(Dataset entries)
[start]

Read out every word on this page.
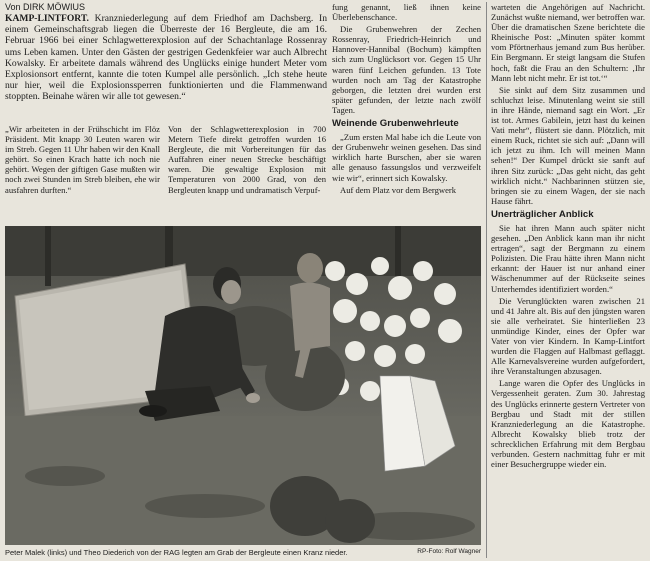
Von DIRK MÖWIUS
KAMP-LINTFORT. Kranzniederlegung auf dem Friedhof am Dachsberg. In einem Gemeinschaftsgrab liegen die Überreste der 16 Bergleute, die am 16. Februar 1966 bei einer Schlagwetterexplosion auf der Schachtanlage Rossenray ums Leben kamen. Unter den Gästen der gestrigen Gedenkfeier war auch Albrecht Kowalsky. Er arbeitete damals während des Unglücks einige hundert Meter vom Explosionsort entfernt, kannte die toten Kumpel alle persönlich. „Ich stehe heute nur hier, weil die Explosionssperren funktionierten und die Flammenwand stoppten. Beinahe wären wir alle tot gewesen.“

„Wir arbeiteten in der Frühschicht im Flöz Präsident. Mit knapp 30 Leuten waren wir im Streb. Gegen 11 Uhr haben wir den Knall gehört. So einen Krach hatte ich noch nie gehört. Wegen der giftigen Gase mußten wir noch zwei Stunden im Streb bleiben, ehe wir ausfahren durften.“

Von der Schlagwetterexplosion in 700 Metern Tiefe direkt getroffen wurden 16 Bergleute, die mit Vorbereitungen für das Auffahren einer neuen Strecke beschäftigt waren. Die gewaltige Explosion mit Temperaturen von 2000 Grad, von den Bergleuten knapp und undramatisch Verpuf-

fung genannt, ließ ihnen keine Überlebenschance.

Die Grubenwehren der Zechen Rossenray, Friedrich-Heinrich und Hannover-Hannibal (Bochum) kämpften sich zum Unglücksort vor. Gegen 15 Uhr waren fünf Leichen gefunden. 13 Tote wurden noch am Tag der Katastrophe geborgen, die letzten drei wurden erst später gefunden, der letzte nach zwölf Tagen.

Weinende Grubenwehrleute

„Zum ersten Mal habe ich die Leute von der Grubenwehr weinen gesehen. Das sind wirklich harte Burschen, aber sie waren alle genauso fassungslos und verzweifelt wie wir“, erinnert sich Kowalsky.

Auf dem Platz vor dem Bergwerk

warteten die Angehörigen auf Nachricht. Zunächst wußte niemand, wer betroffen war. Über die dramatischen Szene berichtete die Rheinische Post: „Minuten später kommt vom Pförtnerhaus jemand zum Bus herüber. Ein Bergmann. Er steigt langsam die Stufen hoch, faßt die Frau an den Schultern: ‚Ihr Mann lebt nicht mehr. Er ist tot.‘“

Sie sinkt auf dem Sitz zusammen und schluchzt leise. Minutenlang weint sie still in ihre Hände, niemand sagt ein Wort. „Er ist tot. Armes Gabilein, jetzt hast du keinen Vati mehr“, flüstert sie dann. Plötzlich, mit einem Ruck, richtet sie sich auf: „Dann will ich jetzt zu ihm. Ich will meinen Mann sehen!“ Der Kumpel drückt sie sanft auf ihren Sitz zurück: „Das geht nicht, das geht wirklich nicht.“ Nachbarinnen stützen sie, bringen sie zu einem Wagen, der sie nach Hause fährt.

Unerträglicher Anblick

Sie hat ihren Mann auch später nicht gesehen. „Den Anblick kann man ihr nicht ertragen“, sagt der Bergmann zu einem Polizisten. Die Frau hätte ihren Mann nicht erkannt: der Hauer ist nur anhand einer Wäschenummer auf der Rückseite seines Unterhemdes identifiziert worden.“

Die Verunglückten waren zwischen 21 und 41 Jahre alt. Bis auf den jüngsten waren sie alle verheiratet. Sie hinterließen 23 unmündige Kinder, eines der Opfer war Vater von vier Kindern. In Kamp-Lintfort wurden die Flaggen auf Halbmast geflaggt. Alle Karnevalsvereine wurden aufgefordert, ihre Veranstaltungen abzusagen.

Lange waren die Opfer des Unglücks in Vergessenheit geraten. Zum 30. Jahrestag des Unglücks erinnerte gestern Vertreter von Bergbau und Stadt mit der stillen Kranzniederlegung an die Katastrophe. Albrecht Kowalsky blieb trotz der schrecklichen Erfahrung mit dem Bergbau verbunden. Gestern nachmittag fuhr er mit einer Besuchergruppe wieder ein.

Peter Malek (links) und Theo Diederich von der RAG legten am Grab der Bergleute einen Kranz nieder.	RP-Foto: Rolf Wagner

[end]

> **STATED GOAL**
Retype the listing exactly. Pictures do not belong in the copy.

> **FINISHED TASK**
Read out every word on this page.
Von DIRK MÖWIUS
KAMP-LINTFORT. Kranzniederlegung auf dem Friedhof am Dachsberg. In einem Gemeinschaftsgrab liegen die Überreste der 16 Bergleute, die am 16. Februar 1966 bei einer Schlagwetterexplosion auf der Schachtanlage Rossenray ums Leben kamen. Unter den Gästen der gestrigen Gedenkfeier war auch Albrecht Kowalsky. Er arbeitete damals während des Unglücks einige hundert Meter vom Explosionsort entfernt, kannte die toten Kumpel alle persönlich. „Ich stehe heute nur hier, weil die Explosionssperren funktionierten und die Flammenwand stoppten. Beinahe wären wir alle tot gewesen.“

„Wir arbeiteten in der Frühschicht im Flöz Präsident. Mit knapp 30 Leuten waren wir im Streb. Gegen 11 Uhr haben wir den Knall gehört. So einen Krach hatte ich noch nie gehört. Wegen der giftigen Gase mußten wir noch zwei Stunden im Streb bleiben, ehe wir ausfahren durften.“

Von der Schlagwetterexplosion in 700 Metern Tiefe direkt getroffen wurden 16 Bergleute, die mit Vorbereitungen für das Auffahren einer neuen Strecke beschäftigt waren. Die gewaltige Explosion mit Temperaturen von 2000 Grad, von den Bergleuten knapp und undramatisch Verpuf-

fung genannt, ließ ihnen keine Überlebenschance.

Die Grubenwehren der Zechen Rossenray, Friedrich-Heinrich und Hannover-Hannibal (Bochum) kämpften sich zum Unglücksort vor. Gegen 15 Uhr waren fünf Leichen gefunden. 13 Tote wurden noch am Tag der Katastrophe geborgen, die letzten drei wurden erst später gefunden, der letzte nach zwölf Tagen.

Weinende Grubenwehrleute

„Zum ersten Mal habe ich die Leute von der Grubenwehr weinen gesehen. Das sind wirklich harte Burschen, aber sie waren alle genauso fassungslos und verzweifelt wie wir“, erinnert sich Kowalsky.

Auf dem Platz vor dem Bergwerk

warteten die Angehörigen auf Nachricht. Zunächst wußte niemand, wer betroffen war. Über die dramatischen Szene berichtete die Rheinische Post: „Minuten später kommt vom Pförtnerhaus jemand zum Bus herüber. Ein Bergmann. Er steigt langsam die Stufen hoch, faßt die Frau an den Schultern: ‚Ihr Mann lebt nicht mehr. Er ist tot.‘“

Sie sinkt auf dem Sitz zusammen und schluchzt leise. Minutenlang weint sie still in ihre Hände, niemand sagt ein Wort. „Er ist tot. Armes Gabilein, jetzt hast du keinen Vati mehr“, flüstert sie dann. Plötzlich, mit einem Ruck, richtet sie sich auf: „Dann will ich jetzt zu ihm. Ich will meinen Mann sehen!“ Der Kumpel drückt sie sanft auf ihren Sitz zurück: „Das geht nicht, das geht wirklich nicht.“ Nachbarinnen stützen sie, bringen sie zu einem Wagen, der sie nach Hause fährt.

Unerträglicher Anblick

Sie hat ihren Mann auch später nicht gesehen. „Den Anblick kann man ihr nicht ertragen“, sagt der Bergmann zu einem Polizisten. Die Frau hätte ihren Mann nicht erkannt: der Hauer ist nur anhand einer Wäschenummer auf der Rückseite seines Unterhemdes identifiziert worden.“

Die Verunglückten waren zwischen 21 und 41 Jahre alt. Bis auf den jüngsten waren sie alle verheiratet. Sie hinterließen 23 unmündige Kinder, eines der Opfer war Vater von vier Kindern. In Kamp-Lintfort wurden die Flaggen auf Halbmast geflaggt. Alle Karnevalsvereine wurden aufgefordert, ihre Veranstaltungen abzusagen.

Lange waren die Opfer des Unglücks in Vergessenheit geraten. Zum 30. Jahrestag des Unglücks erinnerte gestern Vertreter von Bergbau und Stadt mit der stillen Kranzniederlegung an die Katastrophe. Albrecht Kowalsky blieb trotz der schrecklichen Erfahrung mit dem Bergbau verbunden. Gestern nachmittag fuhr er mit einer Besuchergruppe wieder ein.

Peter Malek (links) und Theo Diederich von der RAG legten am Grab der Bergleute einen Kranz nieder.	RP-Foto: Rolf Wagner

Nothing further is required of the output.